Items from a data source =
***

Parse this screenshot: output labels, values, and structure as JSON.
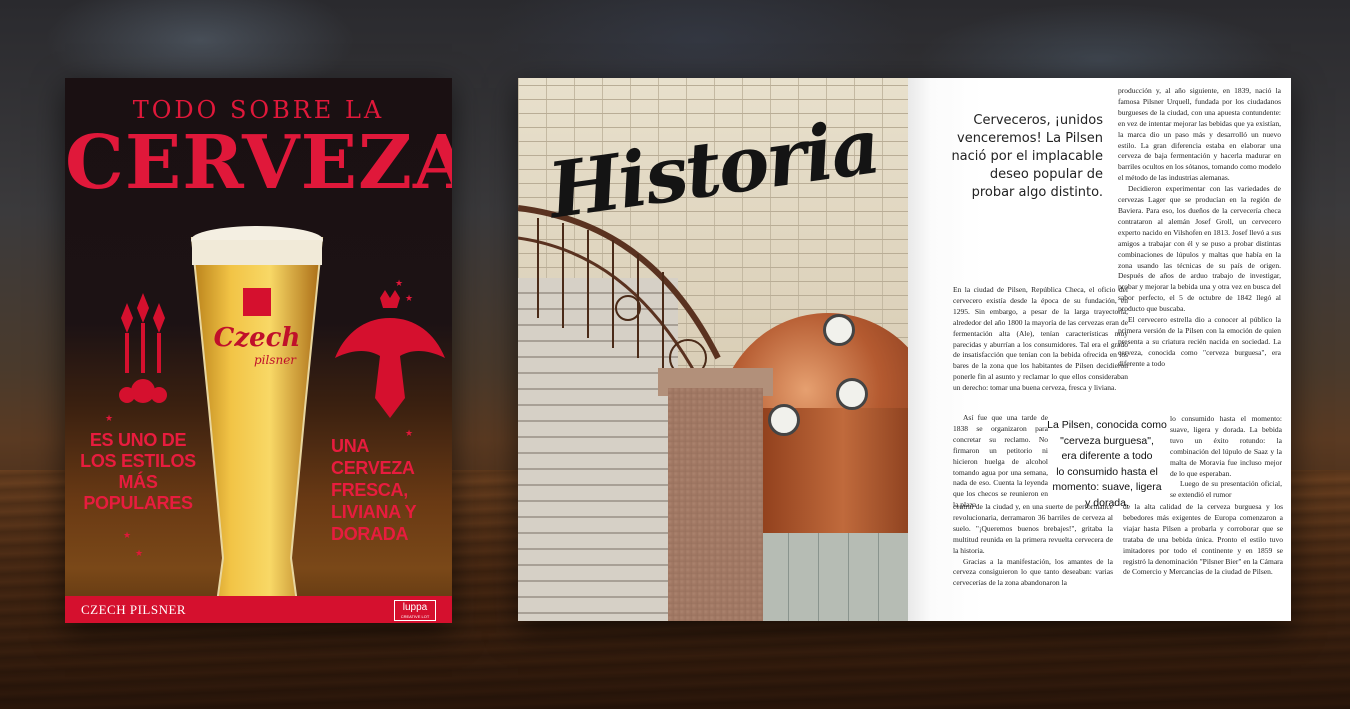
{
  "cover": {
    "kicker": "TODO SOBRE LA",
    "title": "CERVEZA",
    "glass_brand": "Czech",
    "glass_sub": "pilsner",
    "left_text": [
      "ES UNO DE",
      "LOS ESTILOS",
      "MÁS",
      "POPULARES"
    ],
    "right_text": [
      "UNA",
      "CERVEZA",
      "FRESCA,",
      "LIVIANA Y",
      "DORADA"
    ],
    "bottom_label": "CZECH PILSNER",
    "publisher": "luppa",
    "publisher_sub": "CREATIVE LOT",
    "accent": "#e0183a"
  },
  "spread": {
    "headline": "Historia",
    "pull_top": "Cerveceros, ¡unidos venceremos! La Pilsen nació por el implacable deseo popular de probar algo distinto.",
    "pull_mid": [
      "La Pilsen, conocida como",
      "\"cerveza burguesa\",",
      "era diferente a todo",
      "lo consumido hasta el",
      "momento: suave, ligera",
      "y dorada."
    ],
    "col_left": "En la ciudad de Pilsen, República Checa, el oficio del cervecero existía desde la época de su fundación, en 1295. Sin embargo, a pesar de la larga trayectoria, alrededor del año 1800 la mayoría de las cervezas eran de fermentación alta (Ale), tenían características muy parecidas y aburrían a los consumidores. Tal era el grado de insatisfacción que tenían con la bebida ofrecida en los bares de la zona que los habitantes de Pilsen decidieron ponerle fin al asunto y reclamar lo que ellos consideraban un derecho: tomar una buena cerveza, fresca y liviana.",
    "col_mid_left": "Así fue que una tarde de 1838 se organizaron para concretar su reclamo. No firmaron un petitorio ni hicieron huelga de alcohol tomando agua por una semana, nada de eso. Cuenta la leyenda que los checos se reunieron en la plaza",
    "col_bottom_1": "central de la ciudad y, en una suerte de performance revolucionaria, derramaron 36 barriles de cerveza al suelo. \"¡Queremos buenos brebajes!\", gritaba la multitud reunida en la primera revuelta cervecera de la historia.",
    "col_bottom_2": "Gracias a la manifestación, los amantes de la cerveza consiguieron lo que tanto deseaban: varias cervecerías de la zona abandonaron la",
    "col_right": "producción y, al año siguiente, en 1839, nació la famosa Pilsner Urquell, fundada por los ciudadanos burgueses de la ciudad, con una apuesta contundente: en vez de intentar mejorar las bebidas que ya existían, la marca dio un paso más y desarrolló un nuevo estilo. La gran diferencia estaba en elaborar una cerveza de baja fermentación y hacerla madurar en barriles ocultos en los sótanos, tomando como modelo el método de las industrias alemanas.",
    "col_right_b": "Decidieron experimentar con las variedades de cervezas Lager que se producían en la región de Baviera. Para eso, los dueños de la cervecería checa contrataron al alemán Josef Groll, un cervecero experto nacido en Vilshofen en 1813. Josef llevó a sus amigos a trabajar con él y se puso a probar distintas combinaciones de lúpulos y maltas que había en la zona usando las técnicas de su país de origen. Después de años de arduo trabajo de investigar, probar y mejorar la bebida una y otra vez en busca del sabor perfecto, el 5 de octubre de 1842 llegó al producto que buscaba.",
    "col_right_c": "El cervecero estrella dio a conocer al público la primera versión de la Pilsen con la emoción de quien presenta a su criatura recién nacida en sociedad. La cerveza, conocida como \"cerveza burguesa\", era diferente a todo",
    "col_right2": "lo consumido hasta el momento: suave, ligera y dorada. La bebida tuvo un éxito rotundo: la combinación del lúpulo de Saaz y la malta de Moravia fue incluso mejor de lo que esperaban.",
    "col_right2_b": "Luego de su presentación oficial, se extendió el rumor",
    "col_bottom_3": "de la alta calidad de la cerveza burguesa y los bebedores más exigentes de Europa comenzaron a viajar hasta Pilsen a probarla y corroborar que se trataba de una bebida única. Pronto el estilo tuvo imitadores por todo el continente y en 1859 se registró la denominación \"Pilsner Bier\" en la Cámara de Comercio y Mercancías de la ciudad de Pilsen."
  }
}
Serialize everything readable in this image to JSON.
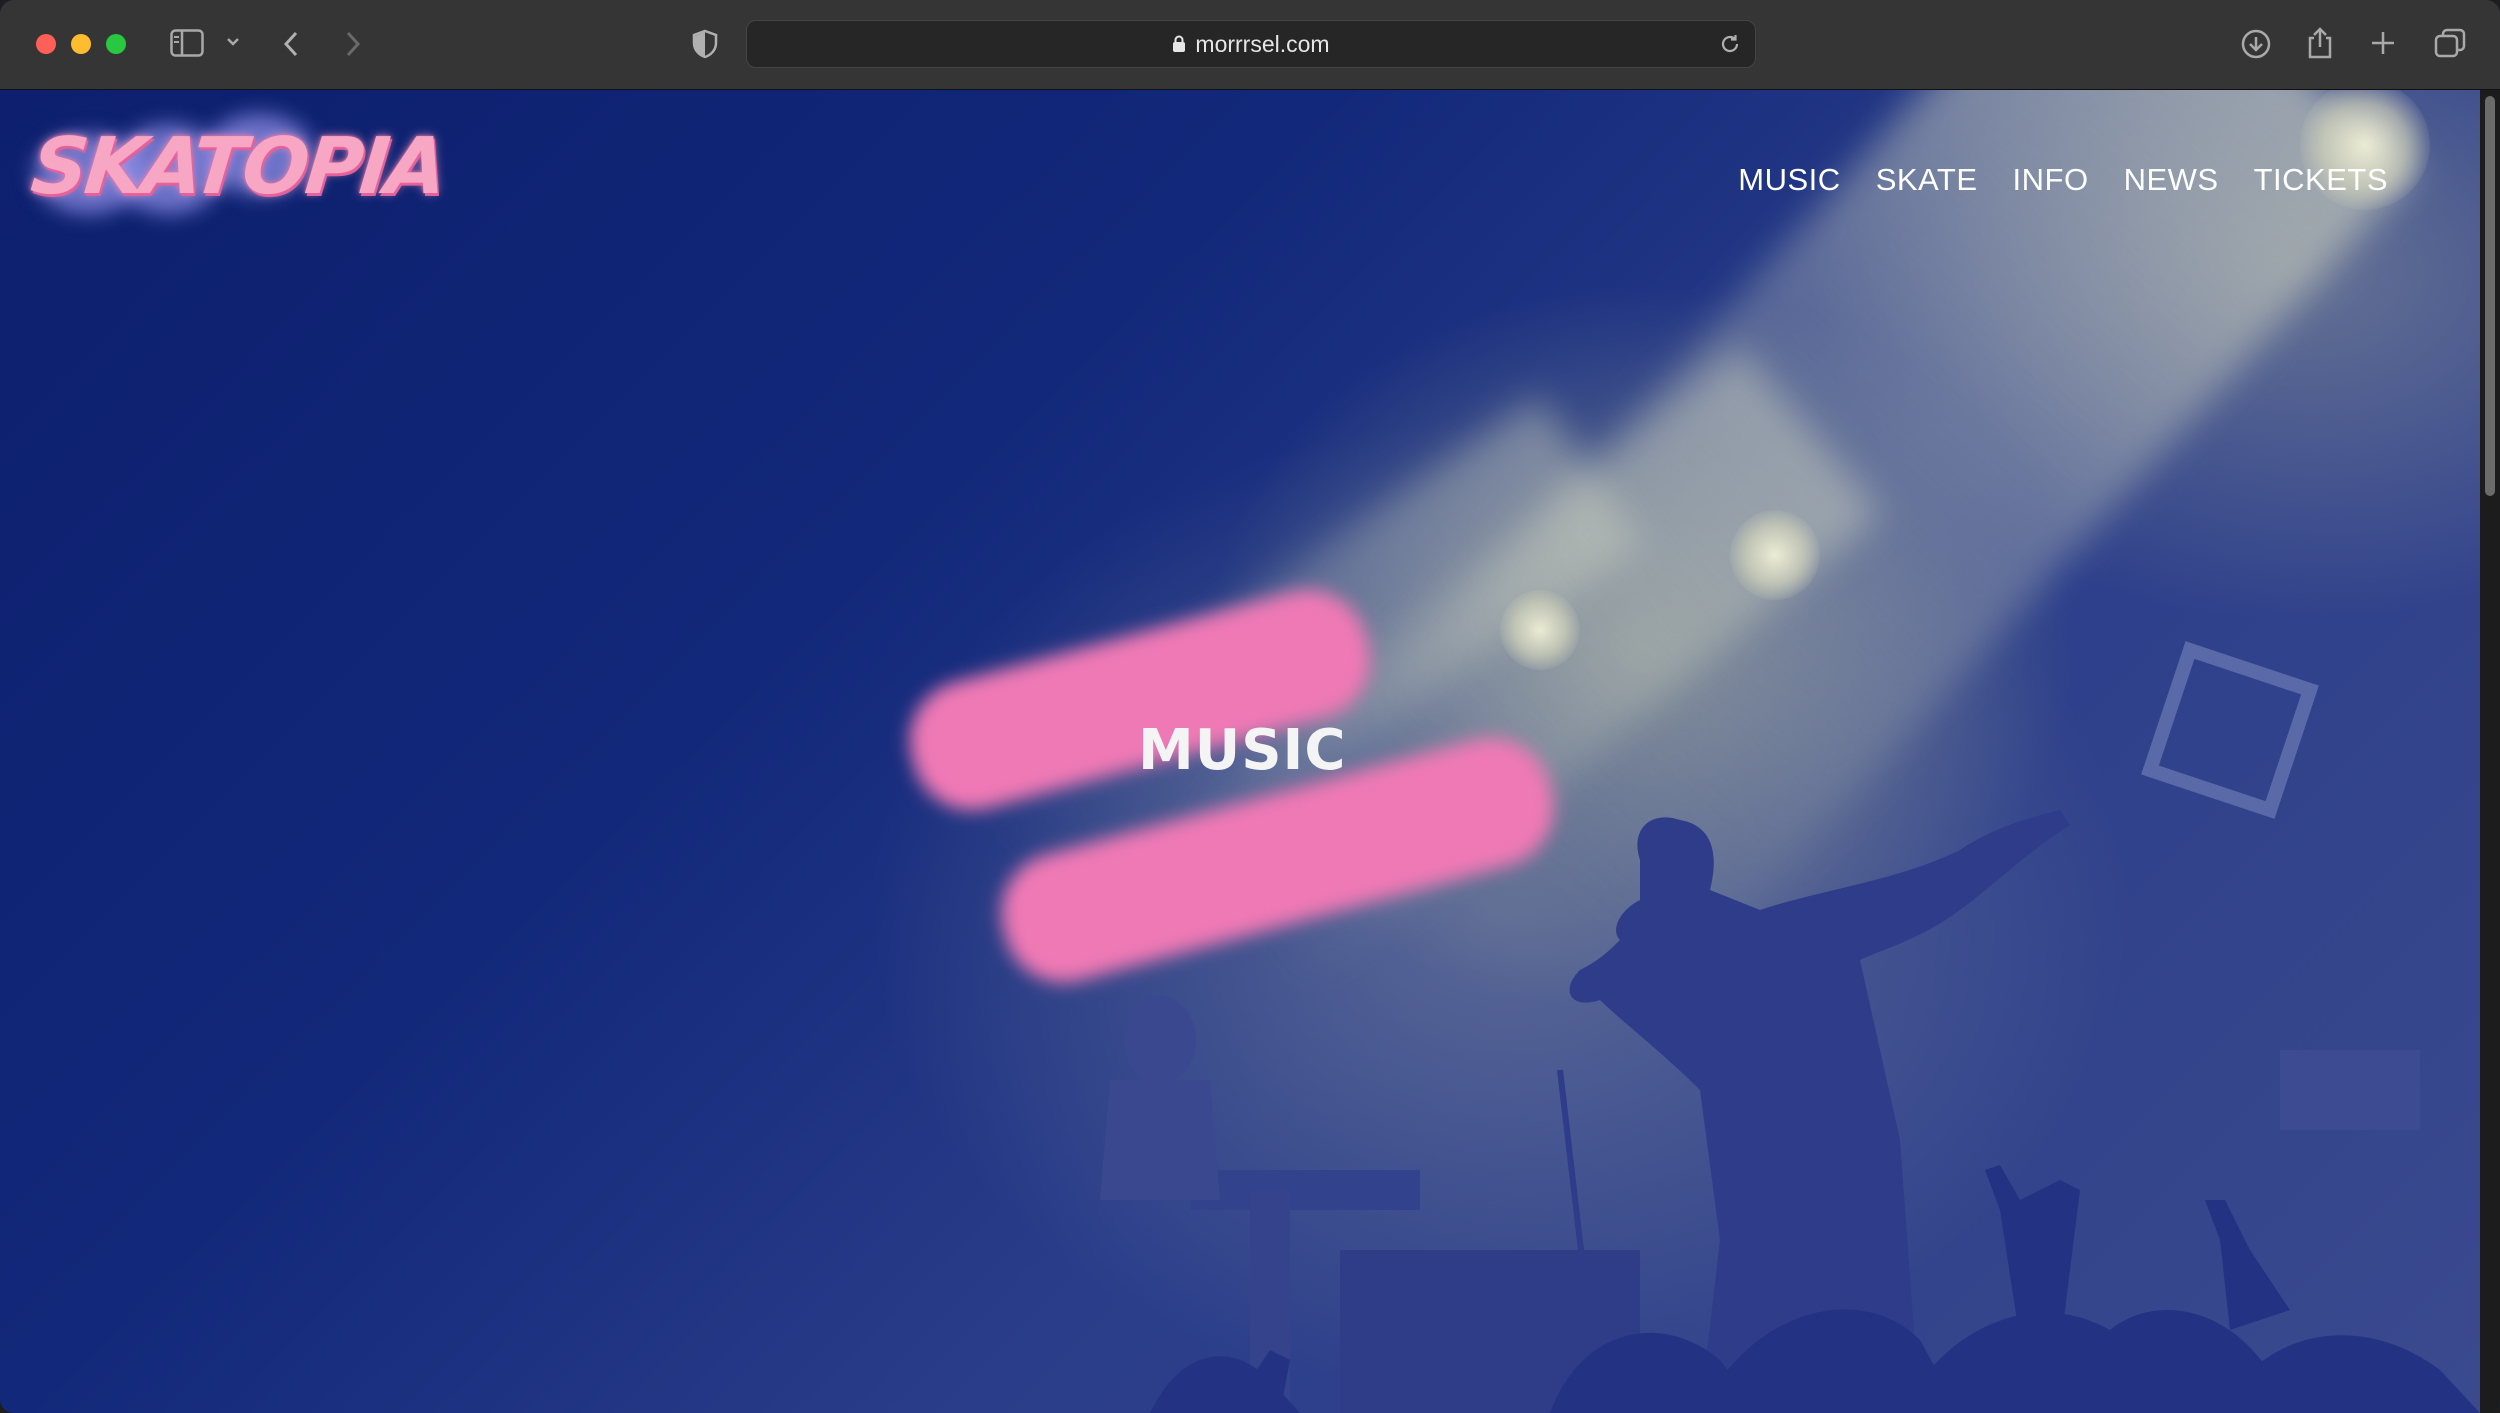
{
  "browser": {
    "url": "morrrsel.com",
    "icons": {
      "sidebar": "sidebar-icon",
      "tab_group": "chevron-down-icon",
      "back": "chevron-left-icon",
      "forward": "chevron-right-icon",
      "privacy": "shield-icon",
      "lock": "lock-icon",
      "reload": "reload-icon",
      "downloads": "download-icon",
      "share": "share-icon",
      "new_tab": "plus-icon",
      "tab_overview": "tabs-icon"
    }
  },
  "site": {
    "logo_text": "SKATOPIA",
    "nav": [
      {
        "label": "MUSIC"
      },
      {
        "label": "SKATE"
      },
      {
        "label": "INFO"
      },
      {
        "label": "NEWS"
      },
      {
        "label": "TICKETS"
      }
    ],
    "hero": {
      "title": "MUSIC"
    }
  },
  "colors": {
    "accent_pink": "#ef79b5",
    "background_blue": "#12287a"
  }
}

***

TASK = How many of the lines above hold the word "ligera"? Give only that number.

EXPECTED OUTPUT = 2